Go through the records and copy each line where the word "jest" occurs.

Stored data entries:
=======

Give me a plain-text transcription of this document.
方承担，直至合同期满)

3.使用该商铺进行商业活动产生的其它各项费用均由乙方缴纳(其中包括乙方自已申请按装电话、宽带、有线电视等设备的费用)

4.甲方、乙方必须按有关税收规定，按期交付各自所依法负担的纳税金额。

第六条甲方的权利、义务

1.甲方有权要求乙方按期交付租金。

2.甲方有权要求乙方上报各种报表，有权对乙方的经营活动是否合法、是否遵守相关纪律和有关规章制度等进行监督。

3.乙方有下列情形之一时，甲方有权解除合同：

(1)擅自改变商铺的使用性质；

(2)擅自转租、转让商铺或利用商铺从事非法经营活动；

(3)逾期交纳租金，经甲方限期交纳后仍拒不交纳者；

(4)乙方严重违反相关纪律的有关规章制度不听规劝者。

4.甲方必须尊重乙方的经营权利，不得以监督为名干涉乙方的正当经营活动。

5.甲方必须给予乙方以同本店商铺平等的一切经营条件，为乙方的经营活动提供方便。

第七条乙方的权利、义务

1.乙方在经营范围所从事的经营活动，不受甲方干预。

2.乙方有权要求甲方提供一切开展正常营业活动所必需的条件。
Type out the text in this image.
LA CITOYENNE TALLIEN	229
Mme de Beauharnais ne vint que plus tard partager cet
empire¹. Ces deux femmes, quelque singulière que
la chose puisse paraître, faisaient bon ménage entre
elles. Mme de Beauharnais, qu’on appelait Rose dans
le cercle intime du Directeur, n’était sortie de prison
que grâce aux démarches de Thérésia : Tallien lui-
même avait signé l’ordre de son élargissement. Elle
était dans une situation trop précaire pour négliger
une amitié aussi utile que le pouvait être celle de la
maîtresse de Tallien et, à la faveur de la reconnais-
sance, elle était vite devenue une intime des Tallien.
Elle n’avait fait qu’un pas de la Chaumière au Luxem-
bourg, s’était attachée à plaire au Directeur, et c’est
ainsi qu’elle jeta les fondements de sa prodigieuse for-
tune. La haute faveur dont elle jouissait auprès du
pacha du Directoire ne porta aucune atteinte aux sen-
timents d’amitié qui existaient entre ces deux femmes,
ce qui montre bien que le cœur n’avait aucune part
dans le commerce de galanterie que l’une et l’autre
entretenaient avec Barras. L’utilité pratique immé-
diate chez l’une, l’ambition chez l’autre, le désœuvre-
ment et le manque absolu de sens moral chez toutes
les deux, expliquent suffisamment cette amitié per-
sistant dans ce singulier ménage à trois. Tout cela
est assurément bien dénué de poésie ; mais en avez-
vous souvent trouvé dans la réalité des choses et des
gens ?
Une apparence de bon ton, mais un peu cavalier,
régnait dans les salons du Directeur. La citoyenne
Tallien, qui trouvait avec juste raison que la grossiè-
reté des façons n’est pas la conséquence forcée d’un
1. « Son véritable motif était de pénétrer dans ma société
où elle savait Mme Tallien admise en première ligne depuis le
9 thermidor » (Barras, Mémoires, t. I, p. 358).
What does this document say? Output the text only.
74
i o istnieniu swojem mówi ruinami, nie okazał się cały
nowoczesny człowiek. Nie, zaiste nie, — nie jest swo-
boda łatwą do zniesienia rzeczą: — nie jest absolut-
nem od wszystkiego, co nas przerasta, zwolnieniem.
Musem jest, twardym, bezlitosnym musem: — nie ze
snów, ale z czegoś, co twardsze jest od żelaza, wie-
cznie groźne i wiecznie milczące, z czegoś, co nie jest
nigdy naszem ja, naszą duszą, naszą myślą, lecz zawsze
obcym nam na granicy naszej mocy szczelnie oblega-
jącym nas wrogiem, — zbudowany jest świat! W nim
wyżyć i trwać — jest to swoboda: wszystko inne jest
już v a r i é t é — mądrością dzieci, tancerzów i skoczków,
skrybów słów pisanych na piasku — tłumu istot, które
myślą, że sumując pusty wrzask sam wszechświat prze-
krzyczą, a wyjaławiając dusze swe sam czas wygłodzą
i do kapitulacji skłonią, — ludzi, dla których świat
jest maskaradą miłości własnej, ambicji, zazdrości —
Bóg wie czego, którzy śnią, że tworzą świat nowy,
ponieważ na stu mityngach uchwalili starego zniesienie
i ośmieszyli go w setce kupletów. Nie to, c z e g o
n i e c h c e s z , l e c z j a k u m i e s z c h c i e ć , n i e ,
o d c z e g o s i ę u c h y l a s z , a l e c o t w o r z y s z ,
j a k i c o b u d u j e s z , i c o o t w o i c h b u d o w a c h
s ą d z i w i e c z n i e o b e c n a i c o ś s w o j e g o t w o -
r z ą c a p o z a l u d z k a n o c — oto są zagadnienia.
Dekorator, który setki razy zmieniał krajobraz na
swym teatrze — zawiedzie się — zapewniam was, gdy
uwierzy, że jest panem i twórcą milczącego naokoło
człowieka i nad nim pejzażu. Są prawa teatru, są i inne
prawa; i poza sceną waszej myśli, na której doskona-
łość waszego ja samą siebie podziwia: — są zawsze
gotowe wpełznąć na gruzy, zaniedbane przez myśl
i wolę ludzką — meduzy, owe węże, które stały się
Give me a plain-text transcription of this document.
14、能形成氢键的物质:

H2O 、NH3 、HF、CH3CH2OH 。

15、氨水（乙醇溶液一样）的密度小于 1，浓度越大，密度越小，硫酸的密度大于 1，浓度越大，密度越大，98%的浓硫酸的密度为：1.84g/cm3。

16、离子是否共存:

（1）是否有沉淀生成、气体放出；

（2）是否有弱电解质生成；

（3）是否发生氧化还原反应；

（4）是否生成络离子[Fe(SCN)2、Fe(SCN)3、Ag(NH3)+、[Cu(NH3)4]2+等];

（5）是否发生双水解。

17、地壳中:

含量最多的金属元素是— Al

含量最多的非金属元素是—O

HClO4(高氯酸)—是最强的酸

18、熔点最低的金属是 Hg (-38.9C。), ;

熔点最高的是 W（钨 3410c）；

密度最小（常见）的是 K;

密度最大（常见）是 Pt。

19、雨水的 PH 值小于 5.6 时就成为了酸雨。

=======

* **Correct answer**
nowoczesny człowiek. Nie, zaiste nie, — nie jest swo-
boda łatwą do zniesienia rzeczą: — nie jest absolut-
Musem jest, twardym, bezlitosnym musem: — nie ze
snów, ale z czegoś, co twardsze jest od żelaza, wie-
cznie groźne i wiecznie milczące, z czegoś, co nie jest
jącym nas wrogiem, — zbudowany jest świat! W nim
wyżyć i trwać — jest to swoboda: wszystko inne jest
jest maskaradą miłości własnej, ambicji, zazdrości —
uwierzy, że jest panem i twórcą milczącego naokoło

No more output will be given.